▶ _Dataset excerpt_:
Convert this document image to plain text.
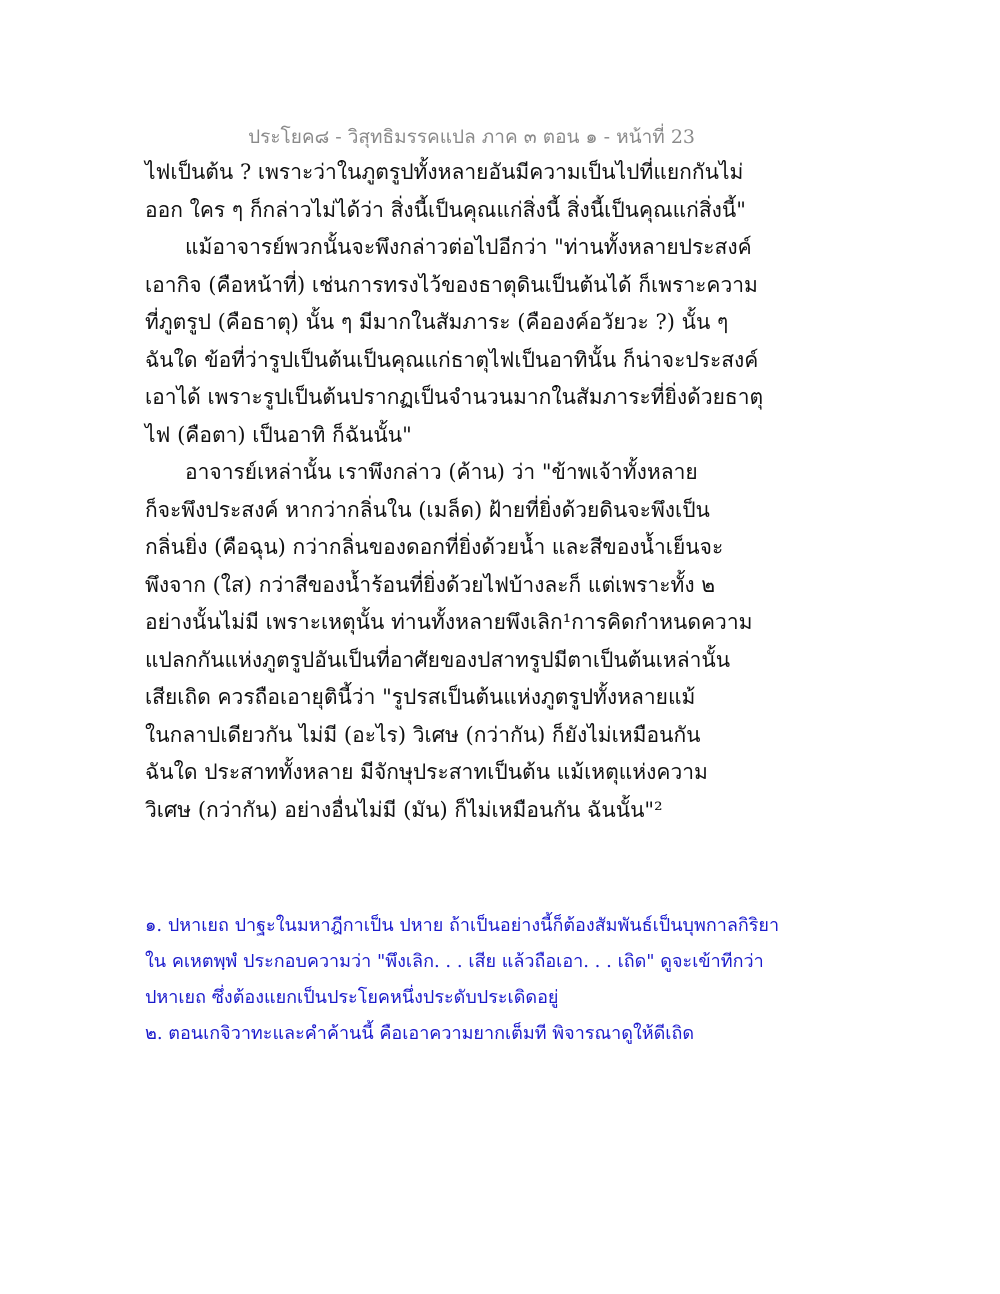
ประโยค๘ - วิสุทธิมรรคแปล ภาค ๓ ตอน ๑ - หน้าที่ 23
ไฟเป็นต้น ? เพราะว่าในภูตรูปทั้งหลายอันมีความเป็นไปที่แยกกันไม่
ออก ใคร ๆ ก็กล่าวไม่ได้ว่า สิ่งนี้เป็นคุณแก่สิ่งนี้ สิ่งนี้เป็นคุณแก่สิ่งนี้"
แม้อาจารย์พวกนั้นจะพึงกล่าวต่อไปอีกว่า "ท่านทั้งหลายประสงค์
เอากิจ (คือหน้าที่) เช่นการทรงไว้ของธาตุดินเป็นต้นได้ ก็เพราะความ
ที่ภูตรูป (คือธาตุ) นั้น ๆ มีมากในสัมภาระ (คือองค์อวัยวะ ?) นั้น ๆ
ฉันใด ข้อที่ว่ารูปเป็นต้นเป็นคุณแก่ธาตุไฟเป็นอาทินั้น ก็น่าจะประสงค์
เอาได้ เพราะรูปเป็นต้นปรากฏเป็นจำนวนมากในสัมภาระที่ยิ่งด้วยธาตุ
ไฟ (คือตา) เป็นอาทิ ก็ฉันนั้น"
อาจารย์เหล่านั้น เราพึงกล่าว (ค้าน) ว่า "ข้าพเจ้าทั้งหลาย
ก็จะพึงประสงค์ หากว่ากลิ่นใน (เมล็ด) ฝ้ายที่ยิ่งด้วยดินจะพึงเป็น
กลิ่นยิ่ง (คือฉุน) กว่ากลิ่นของดอกที่ยิ่งด้วยน้ำ และสีของน้ำเย็นจะ
พึงจาก (ใส) กว่าสีของน้ำร้อนที่ยิ่งด้วยไฟบ้างละก็ แต่เพราะทั้ง ๒
อย่างนั้นไม่มี เพราะเหตุนั้น ท่านทั้งหลายพึงเลิก¹การคิดกำหนดความ
แปลกกันแห่งภูตรูปอันเป็นที่อาศัยของปสาทรูปมีตาเป็นต้นเหล่านั้น
เสียเถิด ควรถือเอายุตินี้ว่า "รูปรสเป็นต้นแห่งภูตรูปทั้งหลายแม้
ในกลาปเดียวกัน ไม่มี (อะไร) วิเศษ (กว่ากัน) ก็ยังไม่เหมือนกัน
ฉันใด ประสาททั้งหลาย มีจักษุประสาทเป็นต้น แม้เหตุแห่งความ
วิเศษ (กว่ากัน) อย่างอื่นไม่มี (มัน) ก็ไม่เหมือนกัน ฉันนั้น"²
๑. ปหาเยถ ปาฐะในมหาฎีกาเป็น ปหาย ถ้าเป็นอย่างนี้ก็ต้องสัมพันธ์เป็นบุพกาลกิริยา
ใน คเหตพฺพํ ประกอบความว่า "พึงเลิก. . . เสีย แล้วถือเอา. . . เถิด" ดูจะเข้าทีกว่า
ปหาเยถ ซึ่งต้องแยกเป็นประโยคหนึ่งประดับประเดิดอยู่
๒. ตอนเกจิวาทะและคำค้านนี้ คือเอาความยากเต็มที พิจารณาดูให้ดีเถิด
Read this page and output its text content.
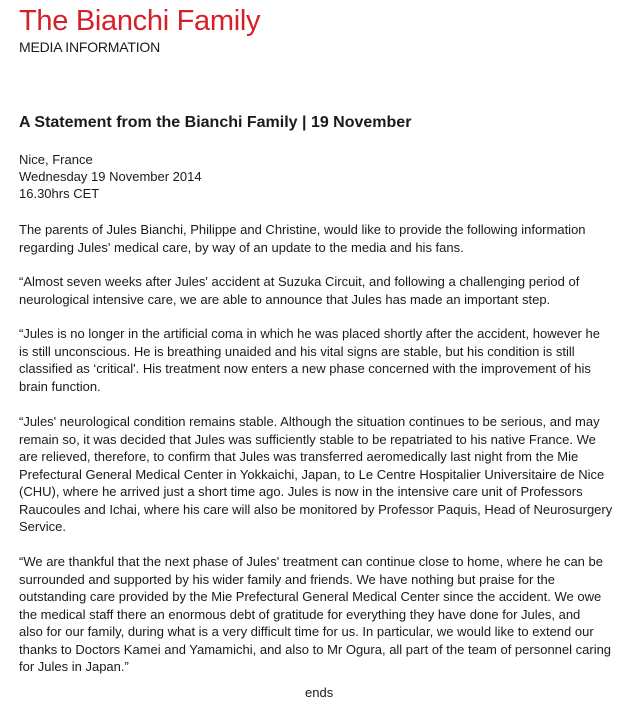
The Bianchi Family
MEDIA INFORMATION
A Statement from the Bianchi Family | 19 November
Nice, France
Wednesday 19 November 2014
16.30hrs CET

The parents of Jules Bianchi, Philippe and Christine, would like to provide the following information

regarding Jules' medical care, by way of an update to the media and his fans.

“Almost seven weeks after Jules' accident at Suzuka Circuit, and following a challenging period of

neurological intensive care, we are able to announce that Jules has made an important step.

“Jules is no longer in the artificial coma in which he was placed shortly after the accident, however he

is still unconscious. He is breathing unaided and his vital signs are stable, but his condition is still

classified as ‘critical'. His treatment now enters a new phase concerned with the improvement of his

brain function.

“Jules' neurological condition remains stable. Although the situation continues to be serious, and may

remain so, it was decided that Jules was sufficiently stable to be repatriated to his native France. We

are relieved, therefore, to confirm that Jules was transferred aeromedically last night from the Mie

Prefectural General Medical Center in Yokkaichi, Japan, to Le Centre Hospitalier Universitaire de Nice

(CHU), where he arrived just a short time ago. Jules is now in the intensive care unit of Professors

Raucoules and Ichai, where his care will also be monitored by Professor Paquis, Head of Neurosurgery

Service.

“We are thankful that the next phase of Jules' treatment can continue close to home, where he can be

surrounded and supported by his wider family and friends. We have nothing but praise for the

outstanding care provided by the Mie Prefectural General Medical Center since the accident. We owe

the medical staff there an enormous debt of gratitude for everything they have done for Jules, and

also for our family, during what is a very difficult time for us. In particular, we would like to extend our

thanks to Doctors Kamei and Yamamichi, and also to Mr Ogura, all part of the team of personnel caring

for Jules in Japan.”

ends
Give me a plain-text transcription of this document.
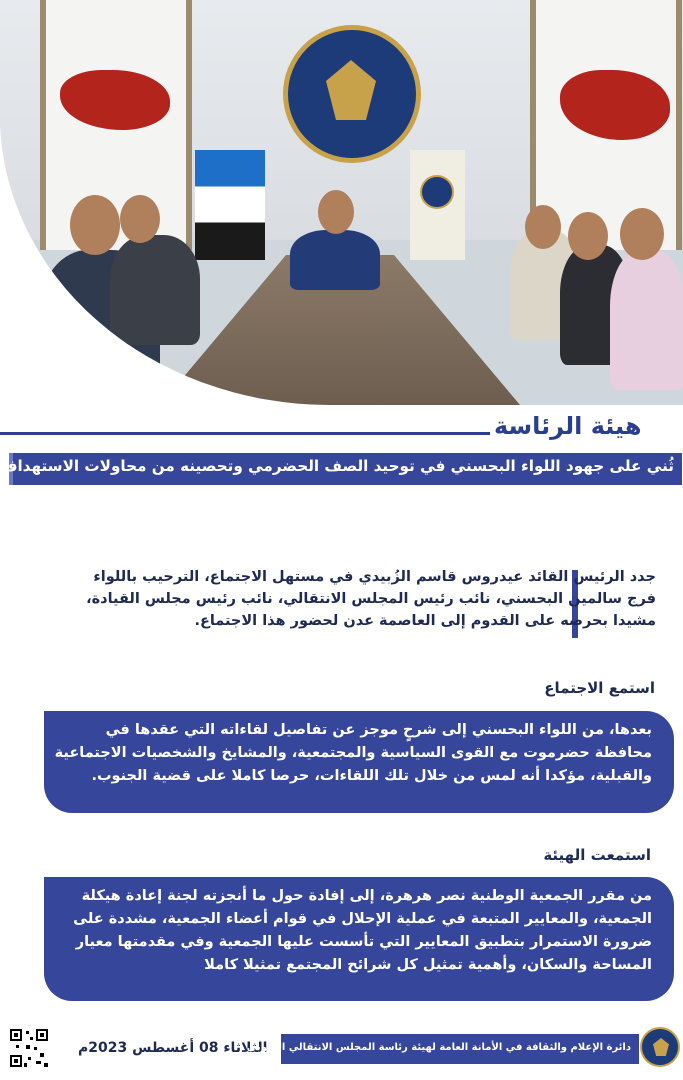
هيئة الرئاسة
ثُني على جهود اللواء البحسني في توحيد الصف الحضرمي وتحصينه من محاولات الاستهداف
جدد الرئيس القائد عيدروس قاسم الزُبيدي في مستهل الاجتماع، الترحيب باللواء فرج سالمين البحسني، نائب رئيس المجلس الانتقالي، نائب رئيس مجلس القيادة، مشيدا بحرصه على القدوم إلى العاصمة عدن لحضور هذا الاجتماع.
استمع الاجتماع
بعدها، من اللواء البحسني إلى شرحٍ موجز عن تفاصيل لقاءاته التي عقدها في محافظة حضرموت مع القوى السياسية والمجتمعية، والمشايخ والشخصيات الاجتماعية والقبلية، مؤكدا أنه لمس من خلال تلك اللقاءات، حرصا كاملا على قضية الجنوب.
استمعت الهيئة
من مقرر الجمعية الوطنية نصر هرهرة، إلى إفادة حول ما أنجزته لجنة إعادة هيكلة الجمعية، والمعايير المتبعة في عملية الإحلال في قوام أعضاء الجمعية، مشددة على ضرورة الاستمرار بتطبيق المعايير التي تأسست عليها الجمعية وفي مقدمتها معيار المساحة والسكان، وأهمية تمثيل كل شرائح المجتمع تمثيلا كاملا
الثلاثاء 08 أغسطس 2023م
دائرة الإعلام والثقافة في الأمانة العامة لهيئة رئاسة المجلس الانتقالي الجنوبي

▶ _Task to complete_: Copy all the records above exactly, but leave out the pictures.

▶ _Answer for the task_:
Convert this document image to plain text.
ประโยค๘ - วิสุทธิมรรคแปล ภาค ๓ ตอน ๑ - หน้าที่ 23
ไฟเป็นต้น ? เพราะว่าในภูตรูปทั้งหลายอันมีความเป็นไปที่แยกกันไม่
ออก ใคร ๆ ก็กล่าวไม่ได้ว่า สิ่งนี้เป็นคุณแก่สิ่งนี้ สิ่งนี้เป็นคุณแก่สิ่งนี้"
แม้อาจารย์พวกนั้นจะพึงกล่าวต่อไปอีกว่า "ท่านทั้งหลายประสงค์
เอากิจ (คือหน้าที่) เช่นการทรงไว้ของธาตุดินเป็นต้นได้ ก็เพราะความ
ที่ภูตรูป (คือธาตุ) นั้น ๆ มีมากในสัมภาระ (คือองค์อวัยวะ ?) นั้น ๆ
ฉันใด ข้อที่ว่ารูปเป็นต้นเป็นคุณแก่ธาตุไฟเป็นอาทินั้น ก็น่าจะประสงค์
เอาได้ เพราะรูปเป็นต้นปรากฏเป็นจำนวนมากในสัมภาระที่ยิ่งด้วยธาตุ
ไฟ (คือตา) เป็นอาทิ ก็ฉันนั้น"
อาจารย์เหล่านั้น เราพึงกล่าว (ค้าน) ว่า "ข้าพเจ้าทั้งหลาย
ก็จะพึงประสงค์ หากว่ากลิ่นใน (เมล็ด) ฝ้ายที่ยิ่งด้วยดินจะพึงเป็น
กลิ่นยิ่ง (คือฉุน) กว่ากลิ่นของดอกที่ยิ่งด้วยน้ำ และสีของน้ำเย็นจะ
พึงจาก (ใส) กว่าสีของน้ำร้อนที่ยิ่งด้วยไฟบ้างละก็ แต่เพราะทั้ง ๒
อย่างนั้นไม่มี เพราะเหตุนั้น ท่านทั้งหลายพึงเลิก¹การคิดกำหนดความ
แปลกกันแห่งภูตรูปอันเป็นที่อาศัยของปสาทรูปมีตาเป็นต้นเหล่านั้น
เสียเถิด ควรถือเอายุตินี้ว่า "รูปรสเป็นต้นแห่งภูตรูปทั้งหลายแม้
ในกลาปเดียวกัน ไม่มี (อะไร) วิเศษ (กว่ากัน) ก็ยังไม่เหมือนกัน
ฉันใด ประสาททั้งหลาย มีจักษุประสาทเป็นต้น แม้เหตุแห่งความ
วิเศษ (กว่ากัน) อย่างอื่นไม่มี (มัน) ก็ไม่เหมือนกัน ฉันนั้น"²
๑. ปหาเยถ ปาฐะในมหาฎีกาเป็น ปหาย ถ้าเป็นอย่างนี้ก็ต้องสัมพันธ์เป็นบุพกาลกิริยา
ใน คเหตพฺพํ ประกอบความว่า "พึงเลิก. . . เสีย แล้วถือเอา. . . เถิด" ดูจะเข้าทีกว่า
ปหาเยถ ซึ่งต้องแยกเป็นประโยคหนึ่งประดับประเดิดอยู่
๒. ตอนเกจิวาทะและคำค้านนี้ คือเอาความยากเต็มที พิจารณาดูให้ดีเถิด
Read this page and output its text content.
The Bianchi Family
MEDIA INFORMATION
A Statement from the Bianchi Family | 19 November
Nice, France
Wednesday 19 November 2014
16.30hrs CET

The parents of Jules Bianchi, Philippe and Christine, would like to provide the following information

regarding Jules' medical care, by way of an update to the media and his fans.

“Almost seven weeks after Jules' accident at Suzuka Circuit, and following a challenging period of

neurological intensive care, we are able to announce that Jules has made an important step.

“Jules is no longer in the artificial coma in which he was placed shortly after the accident, however he

is still unconscious. He is breathing unaided and his vital signs are stable, but his condition is still

classified as ‘critical'. His treatment now enters a new phase concerned with the improvement of his

brain function.

“Jules' neurological condition remains stable. Although the situation continues to be serious, and may

remain so, it was decided that Jules was sufficiently stable to be repatriated to his native France. We

are relieved, therefore, to confirm that Jules was transferred aeromedically last night from the Mie

Prefectural General Medical Center in Yokkaichi, Japan, to Le Centre Hospitalier Universitaire de Nice

(CHU), where he arrived just a short time ago. Jules is now in the intensive care unit of Professors

Raucoules and Ichai, where his care will also be monitored by Professor Paquis, Head of Neurosurgery

Service.

“We are thankful that the next phase of Jules' treatment can continue close to home, where he can be

surrounded and supported by his wider family and friends. We have nothing but praise for the

outstanding care provided by the Mie Prefectural General Medical Center since the accident. We owe

the medical staff there an enormous debt of gratitude for everything they have done for Jules, and

also for our family, during what is a very difficult time for us. In particular, we would like to extend our

thanks to Doctors Kamei and Yamamichi, and also to Mr Ogura, all part of the team of personnel caring

for Jules in Japan.”

ends
Give me a plain-text transcription of this document.
هيئة الرئاسة
ثُني على جهود اللواء البحسني في توحيد الصف الحضرمي وتحصينه من محاولات الاستهداف
جدد الرئيس القائد عيدروس قاسم الزُبيدي في مستهل الاجتماع، الترحيب باللواء فرج سالمين البحسني، نائب رئيس المجلس الانتقالي، نائب رئيس مجلس القيادة، مشيدا بحرصه على القدوم إلى العاصمة عدن لحضور هذا الاجتماع.
استمع الاجتماع
بعدها، من اللواء البحسني إلى شرحٍ موجز عن تفاصيل لقاءاته التي عقدها في محافظة حضرموت مع القوى السياسية والمجتمعية، والمشايخ والشخصيات الاجتماعية والقبلية، مؤكدا أنه لمس من خلال تلك اللقاءات، حرصا كاملا على قضية الجنوب.
استمعت الهيئة
من مقرر الجمعية الوطنية نصر هرهرة، إلى إفادة حول ما أنجزته لجنة إعادة هيكلة الجمعية، والمعايير المتبعة في عملية الإحلال في قوام أعضاء الجمعية، مشددة على ضرورة الاستمرار بتطبيق المعايير التي تأسست عليها الجمعية وفي مقدمتها معيار المساحة والسكان، وأهمية تمثيل كل شرائح المجتمع تمثيلا كاملا
الثلاثاء 08 أغسطس 2023م
دائرة الإعلام والثقافة في الأمانة العامة لهيئة رئاسة المجلس الانتقالي الجنوبي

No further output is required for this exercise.